── Texte extrait ──

La BCE pourrait envisager une nouvelle opération LTRO

le 09/09/2013 L'AGEFI Quotidien / Edition de 7H

Certains économistes évoquent un tel scénario dans le cas où les excès de liquidités continueraient à se réduire et pousseraient les taux Eonia à la hausse

Photo: PHB

La BCE peut-elle se permettre le luxe de ne rien faire? La zone euro, à l’instar des Etats-Unis et du Royaume-Uni, a connu une hausse sensible des taux longs qui pâtissent de la perspective d’une réduction des rachats d’actifs par la Fed et du timide frémissement constaté au sein de son économie. Le taux allemand à 10 ans a ainsi gagné plus de 50 points de base (pb) en trois mois pour franchir la barre symbolique des 2%. «Nulle part, sauf au Royaume Uni, la hausse des rendements longs n'est imputable à celle des primes d'inflation», constate en outre Natixis.

Certes, les rendements des obligations à 2 ans sont pour le moment mieux protégés, entrainant une pentification de la courbe notamment sur le segment 2 ans-10 ans qui a atteint 171 pb, soit une hausse de 30 bp depuis juin. Pourtant, l’écart entre le rendement des taux à 2 ans américain et allemand est resté stable à 18 pb sur les trois derniers mois malgré la différence d’orientation des politiques monétaires de la Fed et de la BCE. Dans le même temps, le taux à 10 ans américain s’écartait du taux allemand à hauteur de 35 pb.

───
── Données fournies ──

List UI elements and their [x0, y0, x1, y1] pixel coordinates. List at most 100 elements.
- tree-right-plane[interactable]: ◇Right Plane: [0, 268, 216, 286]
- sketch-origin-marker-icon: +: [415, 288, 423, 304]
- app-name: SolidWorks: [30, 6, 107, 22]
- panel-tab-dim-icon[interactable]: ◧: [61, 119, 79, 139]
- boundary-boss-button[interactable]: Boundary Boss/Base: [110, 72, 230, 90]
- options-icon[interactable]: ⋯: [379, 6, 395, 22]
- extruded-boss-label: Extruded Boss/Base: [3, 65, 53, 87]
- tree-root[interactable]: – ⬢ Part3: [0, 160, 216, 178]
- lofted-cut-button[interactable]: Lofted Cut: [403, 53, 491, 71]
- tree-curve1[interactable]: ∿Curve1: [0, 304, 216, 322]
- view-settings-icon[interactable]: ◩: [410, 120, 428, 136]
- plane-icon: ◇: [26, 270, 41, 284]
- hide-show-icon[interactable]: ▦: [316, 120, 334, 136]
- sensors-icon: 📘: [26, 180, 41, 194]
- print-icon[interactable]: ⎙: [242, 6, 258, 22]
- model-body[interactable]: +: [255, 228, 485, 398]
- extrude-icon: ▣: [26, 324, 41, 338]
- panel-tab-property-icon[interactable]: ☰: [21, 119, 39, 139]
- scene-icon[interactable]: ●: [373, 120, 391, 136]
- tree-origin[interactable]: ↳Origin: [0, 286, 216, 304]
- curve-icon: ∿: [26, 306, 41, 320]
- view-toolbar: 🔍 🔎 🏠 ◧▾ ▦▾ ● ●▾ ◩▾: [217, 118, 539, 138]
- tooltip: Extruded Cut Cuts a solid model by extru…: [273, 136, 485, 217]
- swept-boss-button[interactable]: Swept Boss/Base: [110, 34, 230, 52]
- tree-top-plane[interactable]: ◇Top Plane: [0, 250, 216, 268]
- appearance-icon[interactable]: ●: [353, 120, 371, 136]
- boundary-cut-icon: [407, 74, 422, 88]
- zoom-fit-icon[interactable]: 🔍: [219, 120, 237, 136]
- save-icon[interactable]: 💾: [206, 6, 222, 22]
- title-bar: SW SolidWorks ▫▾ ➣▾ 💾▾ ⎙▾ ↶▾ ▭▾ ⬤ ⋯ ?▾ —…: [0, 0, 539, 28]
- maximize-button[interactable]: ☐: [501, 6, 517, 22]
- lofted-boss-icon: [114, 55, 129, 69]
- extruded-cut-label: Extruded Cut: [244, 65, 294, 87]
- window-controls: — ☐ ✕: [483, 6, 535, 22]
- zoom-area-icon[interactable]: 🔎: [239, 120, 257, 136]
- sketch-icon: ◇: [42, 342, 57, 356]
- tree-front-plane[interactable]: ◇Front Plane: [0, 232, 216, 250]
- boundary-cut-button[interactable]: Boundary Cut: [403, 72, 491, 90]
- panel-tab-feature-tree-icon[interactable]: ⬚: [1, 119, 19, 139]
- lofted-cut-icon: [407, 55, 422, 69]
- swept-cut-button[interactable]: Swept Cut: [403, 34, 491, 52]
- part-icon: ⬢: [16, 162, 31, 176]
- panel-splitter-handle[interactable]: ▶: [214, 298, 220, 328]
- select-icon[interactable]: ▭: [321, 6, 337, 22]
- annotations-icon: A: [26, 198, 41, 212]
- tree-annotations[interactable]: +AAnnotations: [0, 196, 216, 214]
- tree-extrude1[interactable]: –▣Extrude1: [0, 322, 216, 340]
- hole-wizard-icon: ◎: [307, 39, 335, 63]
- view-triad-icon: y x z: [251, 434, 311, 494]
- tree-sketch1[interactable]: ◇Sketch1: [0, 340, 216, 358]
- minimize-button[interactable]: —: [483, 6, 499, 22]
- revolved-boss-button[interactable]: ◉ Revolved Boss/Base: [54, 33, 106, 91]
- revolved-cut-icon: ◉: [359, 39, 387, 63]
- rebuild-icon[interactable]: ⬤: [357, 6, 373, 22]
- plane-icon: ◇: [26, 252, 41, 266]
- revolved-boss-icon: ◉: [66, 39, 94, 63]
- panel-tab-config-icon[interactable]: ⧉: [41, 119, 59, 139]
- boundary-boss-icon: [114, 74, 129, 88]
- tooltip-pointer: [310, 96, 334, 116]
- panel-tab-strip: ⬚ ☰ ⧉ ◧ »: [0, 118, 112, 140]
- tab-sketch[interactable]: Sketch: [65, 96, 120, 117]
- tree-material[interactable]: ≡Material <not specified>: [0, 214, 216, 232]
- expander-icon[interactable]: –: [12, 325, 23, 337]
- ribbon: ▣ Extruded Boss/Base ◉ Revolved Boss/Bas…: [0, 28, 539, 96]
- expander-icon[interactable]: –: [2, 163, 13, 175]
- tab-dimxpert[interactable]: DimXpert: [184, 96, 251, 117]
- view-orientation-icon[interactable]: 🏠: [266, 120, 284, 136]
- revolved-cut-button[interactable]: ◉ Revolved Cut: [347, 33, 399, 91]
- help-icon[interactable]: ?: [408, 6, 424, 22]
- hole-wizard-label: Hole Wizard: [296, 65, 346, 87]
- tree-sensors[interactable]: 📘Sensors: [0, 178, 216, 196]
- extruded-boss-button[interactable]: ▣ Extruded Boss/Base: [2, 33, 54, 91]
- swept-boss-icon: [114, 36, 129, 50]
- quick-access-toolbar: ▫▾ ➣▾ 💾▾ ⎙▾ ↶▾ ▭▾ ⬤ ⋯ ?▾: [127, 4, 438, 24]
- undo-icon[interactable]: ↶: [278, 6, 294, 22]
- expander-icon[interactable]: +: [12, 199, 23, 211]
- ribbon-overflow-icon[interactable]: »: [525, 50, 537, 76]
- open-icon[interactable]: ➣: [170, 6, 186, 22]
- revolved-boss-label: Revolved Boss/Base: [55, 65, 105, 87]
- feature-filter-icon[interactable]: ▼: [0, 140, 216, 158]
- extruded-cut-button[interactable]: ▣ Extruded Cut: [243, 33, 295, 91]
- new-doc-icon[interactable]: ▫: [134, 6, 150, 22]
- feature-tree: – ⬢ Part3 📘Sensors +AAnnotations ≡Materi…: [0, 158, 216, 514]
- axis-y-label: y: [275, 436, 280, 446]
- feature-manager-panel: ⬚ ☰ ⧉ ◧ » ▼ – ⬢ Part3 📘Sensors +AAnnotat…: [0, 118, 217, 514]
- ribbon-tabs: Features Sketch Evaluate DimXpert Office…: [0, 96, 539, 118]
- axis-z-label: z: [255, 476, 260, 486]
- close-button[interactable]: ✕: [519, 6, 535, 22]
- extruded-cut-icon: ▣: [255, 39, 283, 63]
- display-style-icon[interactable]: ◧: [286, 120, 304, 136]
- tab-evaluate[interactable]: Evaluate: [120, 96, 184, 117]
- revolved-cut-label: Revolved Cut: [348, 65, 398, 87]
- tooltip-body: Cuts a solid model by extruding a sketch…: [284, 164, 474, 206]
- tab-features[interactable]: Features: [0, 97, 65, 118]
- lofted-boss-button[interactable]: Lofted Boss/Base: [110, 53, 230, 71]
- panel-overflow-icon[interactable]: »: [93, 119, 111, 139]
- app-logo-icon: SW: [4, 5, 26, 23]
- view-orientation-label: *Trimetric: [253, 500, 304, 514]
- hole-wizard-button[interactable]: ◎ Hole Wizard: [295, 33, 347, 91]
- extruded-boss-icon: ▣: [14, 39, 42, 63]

───

• _Consigne_:
Relevez toutes les valeurs exprimées en points de base dans l'article sur la BCE, en indiquant pour chacune ce qu'elle mesure.

• _Corrigé_:
- plus de 50 pb : la hausse du taux allemand à 10 ans en trois mois
- 171 pb : la pente de la courbe sur le segment 2 ans-10 ans
- 30 bp : la hausse de cette pente depuis juin
- 18 pb : l'écart entre le rendement des taux à 2 ans américain et allemand
- 35 pb : l'écart entre le taux à 10 ans américain et le taux allemand